WHAT YOU WILL DO - Go through the entries below and write each one out exactly.

>> start DATASET CONTENT

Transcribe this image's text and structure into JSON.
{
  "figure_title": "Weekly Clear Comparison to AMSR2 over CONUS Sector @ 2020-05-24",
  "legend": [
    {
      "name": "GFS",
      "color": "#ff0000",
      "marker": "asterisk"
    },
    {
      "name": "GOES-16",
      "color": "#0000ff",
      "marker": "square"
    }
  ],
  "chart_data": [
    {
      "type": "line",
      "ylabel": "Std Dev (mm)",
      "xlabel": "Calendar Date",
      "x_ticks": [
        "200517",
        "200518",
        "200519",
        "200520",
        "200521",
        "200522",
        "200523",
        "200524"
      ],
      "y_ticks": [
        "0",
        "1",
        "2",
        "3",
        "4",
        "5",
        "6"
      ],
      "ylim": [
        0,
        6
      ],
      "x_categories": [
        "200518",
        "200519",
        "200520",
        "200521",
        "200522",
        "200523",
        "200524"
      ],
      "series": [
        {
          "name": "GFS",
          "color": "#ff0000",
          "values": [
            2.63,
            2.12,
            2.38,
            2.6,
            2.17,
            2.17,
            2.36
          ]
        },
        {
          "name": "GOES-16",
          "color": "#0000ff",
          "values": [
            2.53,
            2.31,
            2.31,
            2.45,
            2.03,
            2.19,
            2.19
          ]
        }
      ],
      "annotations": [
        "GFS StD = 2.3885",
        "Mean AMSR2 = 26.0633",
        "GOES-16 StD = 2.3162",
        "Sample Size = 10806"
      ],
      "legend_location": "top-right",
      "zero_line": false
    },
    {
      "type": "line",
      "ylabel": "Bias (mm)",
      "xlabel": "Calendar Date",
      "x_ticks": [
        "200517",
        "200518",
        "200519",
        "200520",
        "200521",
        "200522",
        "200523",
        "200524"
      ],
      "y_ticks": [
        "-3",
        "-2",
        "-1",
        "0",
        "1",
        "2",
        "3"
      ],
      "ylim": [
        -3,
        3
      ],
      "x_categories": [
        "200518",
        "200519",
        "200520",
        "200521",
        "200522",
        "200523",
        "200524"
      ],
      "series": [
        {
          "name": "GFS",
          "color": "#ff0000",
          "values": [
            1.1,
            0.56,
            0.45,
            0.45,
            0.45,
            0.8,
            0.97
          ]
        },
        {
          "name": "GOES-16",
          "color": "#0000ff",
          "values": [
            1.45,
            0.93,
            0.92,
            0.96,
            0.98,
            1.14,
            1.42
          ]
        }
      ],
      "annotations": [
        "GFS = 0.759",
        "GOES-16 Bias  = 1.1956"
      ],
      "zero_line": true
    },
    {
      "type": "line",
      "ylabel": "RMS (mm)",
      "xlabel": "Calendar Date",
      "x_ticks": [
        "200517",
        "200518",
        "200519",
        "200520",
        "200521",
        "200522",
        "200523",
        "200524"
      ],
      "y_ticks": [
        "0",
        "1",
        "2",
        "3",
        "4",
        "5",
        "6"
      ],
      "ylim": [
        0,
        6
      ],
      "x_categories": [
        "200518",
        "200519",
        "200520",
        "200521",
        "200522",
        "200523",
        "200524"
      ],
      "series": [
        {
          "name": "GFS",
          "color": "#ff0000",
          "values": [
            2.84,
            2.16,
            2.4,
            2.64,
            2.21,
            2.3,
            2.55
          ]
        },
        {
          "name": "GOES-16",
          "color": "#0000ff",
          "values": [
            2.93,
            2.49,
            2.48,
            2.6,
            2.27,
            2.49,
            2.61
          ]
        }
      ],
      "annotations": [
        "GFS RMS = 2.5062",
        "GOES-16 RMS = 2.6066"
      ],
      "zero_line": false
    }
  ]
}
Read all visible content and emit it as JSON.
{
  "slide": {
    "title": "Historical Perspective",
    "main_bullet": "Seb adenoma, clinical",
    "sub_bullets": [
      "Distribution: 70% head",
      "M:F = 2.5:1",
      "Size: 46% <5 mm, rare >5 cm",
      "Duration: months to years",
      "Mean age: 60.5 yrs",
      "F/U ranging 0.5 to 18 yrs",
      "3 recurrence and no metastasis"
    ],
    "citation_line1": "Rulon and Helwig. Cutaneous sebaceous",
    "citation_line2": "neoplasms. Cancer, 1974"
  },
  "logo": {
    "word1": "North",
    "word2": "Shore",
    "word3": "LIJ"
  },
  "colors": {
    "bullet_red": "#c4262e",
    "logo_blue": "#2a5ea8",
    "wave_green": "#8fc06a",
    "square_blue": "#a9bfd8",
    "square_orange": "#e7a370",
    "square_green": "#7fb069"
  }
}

>> end DATASET CONTENT

ANSWER TO THIS TASK -
Transcribe this image's text and structure into JSON.
{
  "figure_title": "Weekly Clear Comparison to AMSR2 over CONUS Sector @ 2020-05-24",
  "legend": [
    {
      "name": "GFS",
      "color": "#ff0000",
      "marker": "asterisk"
    },
    {
      "name": "GOES-16",
      "color": "#0000ff",
      "marker": "square"
    }
  ],
  "chart_data": [
    {
      "type": "line",
      "ylabel": "Std Dev (mm)",
      "xlabel": "Calendar Date",
      "x_ticks": [
        "200517",
        "200518",
        "200519",
        "200520",
        "200521",
        "200522",
        "200523",
        "200524"
      ],
      "y_ticks": [
        "0",
        "1",
        "2",
        "3",
        "4",
        "5",
        "6"
      ],
      "ylim": [
        0,
        6
      ],
      "x_categories": [
        "200518",
        "200519",
        "200520",
        "200521",
        "200522",
        "200523",
        "200524"
      ],
      "series": [
        {
          "name": "GFS",
          "color": "#ff0000",
          "values": [
            2.63,
            2.12,
            2.38,
            2.6,
            2.17,
            2.17,
            2.36
          ]
        },
        {
          "name": "GOES-16",
          "color": "#0000ff",
          "values": [
            2.53,
            2.31,
            2.31,
            2.45,
            2.03,
            2.19,
            2.19
          ]
        }
      ],
      "annotations": [
        "GFS StD = 2.3885",
        "Mean AMSR2 = 26.0633",
        "GOES-16 StD = 2.3162",
        "Sample Size = 10806"
      ],
      "legend_location": "top-right",
      "zero_line": false
    },
    {
      "type": "line",
      "ylabel": "Bias (mm)",
      "xlabel": "Calendar Date",
      "x_ticks": [
        "200517",
        "200518",
        "200519",
        "200520",
        "200521",
        "200522",
        "200523",
        "200524"
      ],
      "y_ticks": [
        "-3",
        "-2",
        "-1",
        "0",
        "1",
        "2",
        "3"
      ],
      "ylim": [
        -3,
        3
      ],
      "x_categories": [
        "200518",
        "200519",
        "200520",
        "200521",
        "200522",
        "200523",
        "200524"
      ],
      "series": [
        {
          "name": "GFS",
          "color": "#ff0000",
          "values": [
            1.1,
            0.56,
            0.45,
            0.45,
            0.45,
            0.8,
            0.97
          ]
        },
        {
          "name": "GOES-16",
          "color": "#0000ff",
          "values": [
            1.45,
            0.93,
            0.92,
            0.96,
            0.98,
            1.14,
            1.42
          ]
        }
      ],
      "annotations": [
        "GFS = 0.759",
        "GOES-16 Bias  = 1.1956"
      ],
      "zero_line": true
    },
    {
      "type": "line",
      "ylabel": "RMS (mm)",
      "xlabel": "Calendar Date",
      "x_ticks": [
        "200517",
        "200518",
        "200519",
        "200520",
        "200521",
        "200522",
        "200523",
        "200524"
      ],
      "y_ticks": [
        "0",
        "1",
        "2",
        "3",
        "4",
        "5",
        "6"
      ],
      "ylim": [
        0,
        6
      ],
      "x_categories": [
        "200518",
        "200519",
        "200520",
        "200521",
        "200522",
        "200523",
        "200524"
      ],
      "series": [
        {
          "name": "GFS",
          "color": "#ff0000",
          "values": [
            2.84,
            2.16,
            2.4,
            2.64,
            2.21,
            2.3,
            2.55
          ]
        },
        {
          "name": "GOES-16",
          "color": "#0000ff",
          "values": [
            2.93,
            2.49,
            2.48,
            2.6,
            2.27,
            2.49,
            2.61
          ]
        }
      ],
      "annotations": [
        "GFS RMS = 2.5062",
        "GOES-16 RMS = 2.6066"
      ],
      "zero_line": false
    }
  ]
}
Read all visible content and emit it as JSON.
{
  "slide": {
    "title": "Historical Perspective",
    "main_bullet": "Seb adenoma, clinical",
    "sub_bullets": [
      "Distribution: 70% head",
      "M:F = 2.5:1",
      "Size: 46% <5 mm, rare >5 cm",
      "Duration: months to years",
      "Mean age: 60.5 yrs",
      "F/U ranging 0.5 to 18 yrs",
      "3 recurrence and no metastasis"
    ],
    "citation_line1": "Rulon and Helwig. Cutaneous sebaceous",
    "citation_line2": "neoplasms. Cancer, 1974"
  },
  "logo": {
    "word1": "North",
    "word2": "Shore",
    "word3": "LIJ"
  },
  "colors": {
    "bullet_red": "#c4262e",
    "logo_blue": "#2a5ea8",
    "wave_green": "#8fc06a",
    "square_blue": "#a9bfd8",
    "square_orange": "#e7a370",
    "square_green": "#7fb069"
  }
}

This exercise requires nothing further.